[Task details] Return every record verbatim.
******
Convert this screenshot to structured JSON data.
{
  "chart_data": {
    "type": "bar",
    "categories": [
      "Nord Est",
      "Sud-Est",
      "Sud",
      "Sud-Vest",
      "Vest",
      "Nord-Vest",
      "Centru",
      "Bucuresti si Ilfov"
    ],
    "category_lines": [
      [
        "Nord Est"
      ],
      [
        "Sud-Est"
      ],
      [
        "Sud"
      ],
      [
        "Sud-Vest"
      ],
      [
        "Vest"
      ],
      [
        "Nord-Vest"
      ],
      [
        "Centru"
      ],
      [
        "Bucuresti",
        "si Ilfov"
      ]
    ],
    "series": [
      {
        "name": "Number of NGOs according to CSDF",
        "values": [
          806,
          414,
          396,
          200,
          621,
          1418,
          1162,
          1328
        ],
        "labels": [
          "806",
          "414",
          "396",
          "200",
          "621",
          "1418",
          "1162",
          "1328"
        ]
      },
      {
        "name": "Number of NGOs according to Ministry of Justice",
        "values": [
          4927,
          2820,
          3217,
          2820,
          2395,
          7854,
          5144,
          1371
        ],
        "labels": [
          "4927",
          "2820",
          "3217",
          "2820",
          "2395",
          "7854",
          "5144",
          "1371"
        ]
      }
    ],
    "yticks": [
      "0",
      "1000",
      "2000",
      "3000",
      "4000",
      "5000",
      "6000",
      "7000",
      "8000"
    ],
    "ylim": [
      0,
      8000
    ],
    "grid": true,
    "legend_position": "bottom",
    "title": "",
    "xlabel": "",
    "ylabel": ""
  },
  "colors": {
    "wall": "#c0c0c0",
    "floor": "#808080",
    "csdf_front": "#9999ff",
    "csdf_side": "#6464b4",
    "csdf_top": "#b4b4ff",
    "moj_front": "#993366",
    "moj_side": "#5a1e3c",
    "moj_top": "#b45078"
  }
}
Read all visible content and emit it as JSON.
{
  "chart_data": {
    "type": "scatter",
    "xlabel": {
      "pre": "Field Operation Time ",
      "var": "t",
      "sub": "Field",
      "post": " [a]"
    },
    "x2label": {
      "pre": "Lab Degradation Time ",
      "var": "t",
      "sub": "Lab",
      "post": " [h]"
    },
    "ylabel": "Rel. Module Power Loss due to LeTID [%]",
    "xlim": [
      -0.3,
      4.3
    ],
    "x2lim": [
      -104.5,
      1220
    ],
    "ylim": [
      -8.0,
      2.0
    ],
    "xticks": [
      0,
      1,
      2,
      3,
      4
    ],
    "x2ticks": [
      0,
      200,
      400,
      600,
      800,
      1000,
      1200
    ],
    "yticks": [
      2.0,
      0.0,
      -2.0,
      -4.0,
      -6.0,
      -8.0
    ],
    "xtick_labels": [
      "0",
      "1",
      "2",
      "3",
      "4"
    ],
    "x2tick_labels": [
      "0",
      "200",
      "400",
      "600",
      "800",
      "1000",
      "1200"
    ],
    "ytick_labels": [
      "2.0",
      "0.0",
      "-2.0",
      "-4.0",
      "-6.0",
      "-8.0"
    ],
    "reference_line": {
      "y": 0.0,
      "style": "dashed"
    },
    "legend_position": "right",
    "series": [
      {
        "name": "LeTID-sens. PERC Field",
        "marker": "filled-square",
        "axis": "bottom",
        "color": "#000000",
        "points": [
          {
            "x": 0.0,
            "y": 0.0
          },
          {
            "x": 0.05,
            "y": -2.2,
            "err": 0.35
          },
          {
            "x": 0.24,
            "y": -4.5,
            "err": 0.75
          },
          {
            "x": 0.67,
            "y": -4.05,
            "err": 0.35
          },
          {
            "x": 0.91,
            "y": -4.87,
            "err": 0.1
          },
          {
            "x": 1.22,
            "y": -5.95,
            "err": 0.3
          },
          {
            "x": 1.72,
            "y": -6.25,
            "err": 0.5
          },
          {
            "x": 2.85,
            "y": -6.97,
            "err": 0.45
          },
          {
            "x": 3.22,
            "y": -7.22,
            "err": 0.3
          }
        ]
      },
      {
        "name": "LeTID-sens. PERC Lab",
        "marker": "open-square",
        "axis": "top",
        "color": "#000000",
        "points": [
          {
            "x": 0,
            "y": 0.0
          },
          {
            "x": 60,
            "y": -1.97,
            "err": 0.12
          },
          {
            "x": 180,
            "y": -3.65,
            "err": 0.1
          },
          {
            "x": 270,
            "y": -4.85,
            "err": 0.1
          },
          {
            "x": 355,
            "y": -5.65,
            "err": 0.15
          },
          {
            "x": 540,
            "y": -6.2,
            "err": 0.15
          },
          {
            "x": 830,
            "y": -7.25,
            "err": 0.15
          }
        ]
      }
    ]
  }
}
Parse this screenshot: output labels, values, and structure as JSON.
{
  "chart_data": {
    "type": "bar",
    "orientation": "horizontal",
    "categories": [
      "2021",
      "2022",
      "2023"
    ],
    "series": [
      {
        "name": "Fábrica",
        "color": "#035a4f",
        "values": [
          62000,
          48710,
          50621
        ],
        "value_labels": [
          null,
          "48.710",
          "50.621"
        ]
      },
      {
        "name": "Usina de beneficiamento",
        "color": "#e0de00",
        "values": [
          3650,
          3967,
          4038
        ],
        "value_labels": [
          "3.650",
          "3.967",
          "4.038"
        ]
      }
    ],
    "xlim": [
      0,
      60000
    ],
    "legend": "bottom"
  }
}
******
[Solution]
Convert this screenshot to structured JSON data.
{
  "chart_data": {
    "type": "bar",
    "categories": [
      "Nord Est",
      "Sud-Est",
      "Sud",
      "Sud-Vest",
      "Vest",
      "Nord-Vest",
      "Centru",
      "Bucuresti si Ilfov"
    ],
    "category_lines": [
      [
        "Nord Est"
      ],
      [
        "Sud-Est"
      ],
      [
        "Sud"
      ],
      [
        "Sud-Vest"
      ],
      [
        "Vest"
      ],
      [
        "Nord-Vest"
      ],
      [
        "Centru"
      ],
      [
        "Bucuresti",
        "si Ilfov"
      ]
    ],
    "series": [
      {
        "name": "Number of NGOs according to CSDF",
        "values": [
          806,
          414,
          396,
          200,
          621,
          1418,
          1162,
          1328
        ],
        "labels": [
          "806",
          "414",
          "396",
          "200",
          "621",
          "1418",
          "1162",
          "1328"
        ]
      },
      {
        "name": "Number of NGOs according to Ministry of Justice",
        "values": [
          4927,
          2820,
          3217,
          2820,
          2395,
          7854,
          5144,
          1371
        ],
        "labels": [
          "4927",
          "2820",
          "3217",
          "2820",
          "2395",
          "7854",
          "5144",
          "1371"
        ]
      }
    ],
    "yticks": [
      "0",
      "1000",
      "2000",
      "3000",
      "4000",
      "5000",
      "6000",
      "7000",
      "8000"
    ],
    "ylim": [
      0,
      8000
    ],
    "grid": true,
    "legend_position": "bottom",
    "title": "",
    "xlabel": "",
    "ylabel": ""
  },
  "colors": {
    "wall": "#c0c0c0",
    "floor": "#808080",
    "csdf_front": "#9999ff",
    "csdf_side": "#6464b4",
    "csdf_top": "#b4b4ff",
    "moj_front": "#993366",
    "moj_side": "#5a1e3c",
    "moj_top": "#b45078"
  }
}
Read all visible content and emit it as JSON.
{
  "chart_data": {
    "type": "scatter",
    "xlabel": {
      "pre": "Field Operation Time ",
      "var": "t",
      "sub": "Field",
      "post": " [a]"
    },
    "x2label": {
      "pre": "Lab Degradation Time ",
      "var": "t",
      "sub": "Lab",
      "post": " [h]"
    },
    "ylabel": "Rel. Module Power Loss due to LeTID [%]",
    "xlim": [
      -0.3,
      4.3
    ],
    "x2lim": [
      -104.5,
      1220
    ],
    "ylim": [
      -8.0,
      2.0
    ],
    "xticks": [
      0,
      1,
      2,
      3,
      4
    ],
    "x2ticks": [
      0,
      200,
      400,
      600,
      800,
      1000,
      1200
    ],
    "yticks": [
      2.0,
      0.0,
      -2.0,
      -4.0,
      -6.0,
      -8.0
    ],
    "xtick_labels": [
      "0",
      "1",
      "2",
      "3",
      "4"
    ],
    "x2tick_labels": [
      "0",
      "200",
      "400",
      "600",
      "800",
      "1000",
      "1200"
    ],
    "ytick_labels": [
      "2.0",
      "0.0",
      "-2.0",
      "-4.0",
      "-6.0",
      "-8.0"
    ],
    "reference_line": {
      "y": 0.0,
      "style": "dashed"
    },
    "legend_position": "right",
    "series": [
      {
        "name": "LeTID-sens. PERC Field",
        "marker": "filled-square",
        "axis": "bottom",
        "color": "#000000",
        "points": [
          {
            "x": 0.0,
            "y": 0.0
          },
          {
            "x": 0.05,
            "y": -2.2,
            "err": 0.35
          },
          {
            "x": 0.24,
            "y": -4.5,
            "err": 0.75
          },
          {
            "x": 0.67,
            "y": -4.05,
            "err": 0.35
          },
          {
            "x": 0.91,
            "y": -4.87,
            "err": 0.1
          },
          {
            "x": 1.22,
            "y": -5.95,
            "err": 0.3
          },
          {
            "x": 1.72,
            "y": -6.25,
            "err": 0.5
          },
          {
            "x": 2.85,
            "y": -6.97,
            "err": 0.45
          },
          {
            "x": 3.22,
            "y": -7.22,
            "err": 0.3
          }
        ]
      },
      {
        "name": "LeTID-sens. PERC Lab",
        "marker": "open-square",
        "axis": "top",
        "color": "#000000",
        "points": [
          {
            "x": 0,
            "y": 0.0
          },
          {
            "x": 60,
            "y": -1.97,
            "err": 0.12
          },
          {
            "x": 180,
            "y": -3.65,
            "err": 0.1
          },
          {
            "x": 270,
            "y": -4.85,
            "err": 0.1
          },
          {
            "x": 355,
            "y": -5.65,
            "err": 0.15
          },
          {
            "x": 540,
            "y": -6.2,
            "err": 0.15
          },
          {
            "x": 830,
            "y": -7.25,
            "err": 0.15
          }
        ]
      }
    ]
  }
}
Parse this screenshot: output labels, values, and structure as JSON.
{
  "chart_data": {
    "type": "bar",
    "orientation": "horizontal",
    "categories": [
      "2021",
      "2022",
      "2023"
    ],
    "series": [
      {
        "name": "Fábrica",
        "color": "#035a4f",
        "values": [
          62000,
          48710,
          50621
        ],
        "value_labels": [
          null,
          "48.710",
          "50.621"
        ]
      },
      {
        "name": "Usina de beneficiamento",
        "color": "#e0de00",
        "values": [
          3650,
          3967,
          4038
        ],
        "value_labels": [
          "3.650",
          "3.967",
          "4.038"
        ]
      }
    ],
    "xlim": [
      0,
      60000
    ],
    "legend": "bottom"
  }
}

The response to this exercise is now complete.